D 5 novembre 2011     H 05:15     A Pierre Sidy     C 0 messages


Élections présidentielles et législatives, les premiers scrutins
d’une série (provinciales, sénatoriales, locales...) qui doit se
terminer à l’été 2013, le 28 novembre prochain en
République démocratique du Congo (RDC). En ce pays aux
dimensions d’un continent, près de 32 millions d’électeurs
attendus pour ces deux scrutins où sont prévus quelques 62 000
bureaux de vote. Pour les législatives, le même jour, 500 sièges
vont être disputés par quelques 19 000 candidats. Casse-tête
logistique : selon la CENI, la Commission électorale nationale
indépendante, les urnes viendraient d’Allemagne, les isoloirs du
Liban, les kits électoraux de Chine, les bulletins de vote d’Afrique
du Sud etc.

Listes manipulées

L’inscription des électeurs pour la présidentielle réserve quelques
surprises. En cinq ans, le nombre d’inscrits sur les listes
électorales est passé de 25,7 millions à 32 millions, soit une
hausse de 25% supérieure à la croissance démographique. Plus
surprenant, ce sont essentiellement les provinces réputées
favorables au président sortant, Joseph Kabila, qui connaissent
les plus fortes augmentations : Nord-Kivu (+ 22%), Sud-Kivu
(+ 21,5%, Maniema (+ 39%), Katanga (+ 31,5%), Province-
Orientale (+19,5%). La province de Kinshasa, considérée comme
hostile, est en progression de 11 % seulement.

= DONNÉES FOURNIES =

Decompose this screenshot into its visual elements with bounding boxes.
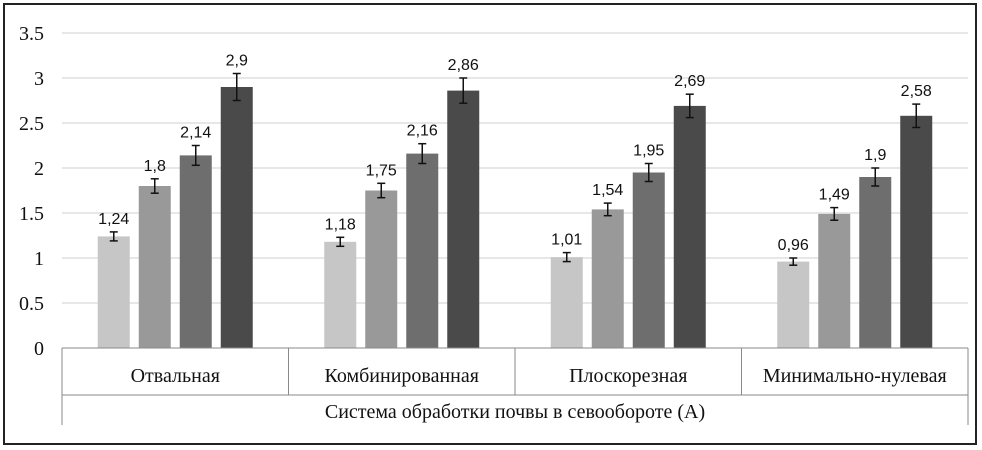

= CONSIGNE 1 =
D'après le texte sur les élections en RDC, combien de sièges sont disputés aux législatives du 28 novembre ?
= CONSIGNE 2 =
Relevez dans le texte sur les élections en RDC toutes les provinces réputées favorables au président sortant, avec la hausse d'inscrits indiquée pour chacune.

= RÉPONSE 1 =
500 sièges.

= RÉPONSE 2 =
- Nord-Kivu : + 22 %
- Sud-Kivu : + 21,5 %
- Maniema : + 39 %
- Katanga : + 31,5 %
- Province-Orientale : + 19,5 %